:: EXERCISE ::
Reproduce this listing in full.

═══ GIVEN ENTRIES ═══

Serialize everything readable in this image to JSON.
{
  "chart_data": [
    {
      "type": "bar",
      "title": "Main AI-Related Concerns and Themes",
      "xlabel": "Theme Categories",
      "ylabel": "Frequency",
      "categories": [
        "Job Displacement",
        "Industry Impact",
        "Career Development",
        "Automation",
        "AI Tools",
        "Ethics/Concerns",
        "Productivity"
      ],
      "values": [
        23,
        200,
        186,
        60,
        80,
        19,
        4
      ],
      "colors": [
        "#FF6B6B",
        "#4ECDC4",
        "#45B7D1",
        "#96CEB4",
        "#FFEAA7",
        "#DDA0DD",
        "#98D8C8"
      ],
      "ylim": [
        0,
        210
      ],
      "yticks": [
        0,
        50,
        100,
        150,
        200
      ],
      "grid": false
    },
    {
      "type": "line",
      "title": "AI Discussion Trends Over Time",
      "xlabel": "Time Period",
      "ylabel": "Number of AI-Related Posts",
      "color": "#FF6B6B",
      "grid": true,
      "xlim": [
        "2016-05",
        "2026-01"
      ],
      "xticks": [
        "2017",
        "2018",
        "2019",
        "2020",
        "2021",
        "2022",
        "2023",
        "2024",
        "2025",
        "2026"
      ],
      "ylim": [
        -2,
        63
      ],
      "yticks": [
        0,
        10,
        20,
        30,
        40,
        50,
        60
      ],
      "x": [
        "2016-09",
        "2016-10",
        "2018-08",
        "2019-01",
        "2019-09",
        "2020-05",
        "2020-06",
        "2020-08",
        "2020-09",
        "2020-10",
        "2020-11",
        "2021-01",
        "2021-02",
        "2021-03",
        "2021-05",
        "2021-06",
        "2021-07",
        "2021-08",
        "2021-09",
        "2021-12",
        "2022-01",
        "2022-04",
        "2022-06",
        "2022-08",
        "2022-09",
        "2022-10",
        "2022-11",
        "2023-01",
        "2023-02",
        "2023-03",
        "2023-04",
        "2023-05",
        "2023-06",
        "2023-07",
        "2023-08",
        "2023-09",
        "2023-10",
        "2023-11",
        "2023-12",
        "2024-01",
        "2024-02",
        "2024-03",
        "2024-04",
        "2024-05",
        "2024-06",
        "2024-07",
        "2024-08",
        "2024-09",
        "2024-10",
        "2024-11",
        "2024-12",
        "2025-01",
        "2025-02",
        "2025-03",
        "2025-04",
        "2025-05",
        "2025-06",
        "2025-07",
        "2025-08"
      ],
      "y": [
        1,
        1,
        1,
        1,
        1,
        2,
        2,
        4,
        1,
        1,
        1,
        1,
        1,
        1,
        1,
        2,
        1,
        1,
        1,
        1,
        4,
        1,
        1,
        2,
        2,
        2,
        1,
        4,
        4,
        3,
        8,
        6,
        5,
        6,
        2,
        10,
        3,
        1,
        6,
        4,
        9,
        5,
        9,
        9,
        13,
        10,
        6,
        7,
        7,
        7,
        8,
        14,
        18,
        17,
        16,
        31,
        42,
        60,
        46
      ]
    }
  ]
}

═══

:: SOLVED EXERCISE ::
Serialize everything readable in this image to JSON.
{
  "chart_data": [
    {
      "type": "bar",
      "title": "Main AI-Related Concerns and Themes",
      "xlabel": "Theme Categories",
      "ylabel": "Frequency",
      "categories": [
        "Job Displacement",
        "Industry Impact",
        "Career Development",
        "Automation",
        "AI Tools",
        "Ethics/Concerns",
        "Productivity"
      ],
      "values": [
        23,
        200,
        186,
        60,
        80,
        19,
        4
      ],
      "colors": [
        "#FF6B6B",
        "#4ECDC4",
        "#45B7D1",
        "#96CEB4",
        "#FFEAA7",
        "#DDA0DD",
        "#98D8C8"
      ],
      "ylim": [
        0,
        210
      ],
      "yticks": [
        0,
        50,
        100,
        150,
        200
      ],
      "grid": false
    },
    {
      "type": "line",
      "title": "AI Discussion Trends Over Time",
      "xlabel": "Time Period",
      "ylabel": "Number of AI-Related Posts",
      "color": "#FF6B6B",
      "grid": true,
      "xlim": [
        "2016-05",
        "2026-01"
      ],
      "xticks": [
        "2017",
        "2018",
        "2019",
        "2020",
        "2021",
        "2022",
        "2023",
        "2024",
        "2025",
        "2026"
      ],
      "ylim": [
        -2,
        63
      ],
      "yticks": [
        0,
        10,
        20,
        30,
        40,
        50,
        60
      ],
      "x": [
        "2016-09",
        "2016-10",
        "2018-08",
        "2019-01",
        "2019-09",
        "2020-05",
        "2020-06",
        "2020-08",
        "2020-09",
        "2020-10",
        "2020-11",
        "2021-01",
        "2021-02",
        "2021-03",
        "2021-05",
        "2021-06",
        "2021-07",
        "2021-08",
        "2021-09",
        "2021-12",
        "2022-01",
        "2022-04",
        "2022-06",
        "2022-08",
        "2022-09",
        "2022-10",
        "2022-11",
        "2023-01",
        "2023-02",
        "2023-03",
        "2023-04",
        "2023-05",
        "2023-06",
        "2023-07",
        "2023-08",
        "2023-09",
        "2023-10",
        "2023-11",
        "2023-12",
        "2024-01",
        "2024-02",
        "2024-03",
        "2024-04",
        "2024-05",
        "2024-06",
        "2024-07",
        "2024-08",
        "2024-09",
        "2024-10",
        "2024-11",
        "2024-12",
        "2025-01",
        "2025-02",
        "2025-03",
        "2025-04",
        "2025-05",
        "2025-06",
        "2025-07",
        "2025-08"
      ],
      "y": [
        1,
        1,
        1,
        1,
        1,
        2,
        2,
        4,
        1,
        1,
        1,
        1,
        1,
        1,
        1,
        2,
        1,
        1,
        1,
        1,
        4,
        1,
        1,
        2,
        2,
        2,
        1,
        4,
        4,
        3,
        8,
        6,
        5,
        6,
        2,
        10,
        3,
        1,
        6,
        4,
        9,
        5,
        9,
        9,
        13,
        10,
        6,
        7,
        7,
        7,
        8,
        14,
        18,
        17,
        16,
        31,
        42,
        60,
        46
      ]
    }
  ]
}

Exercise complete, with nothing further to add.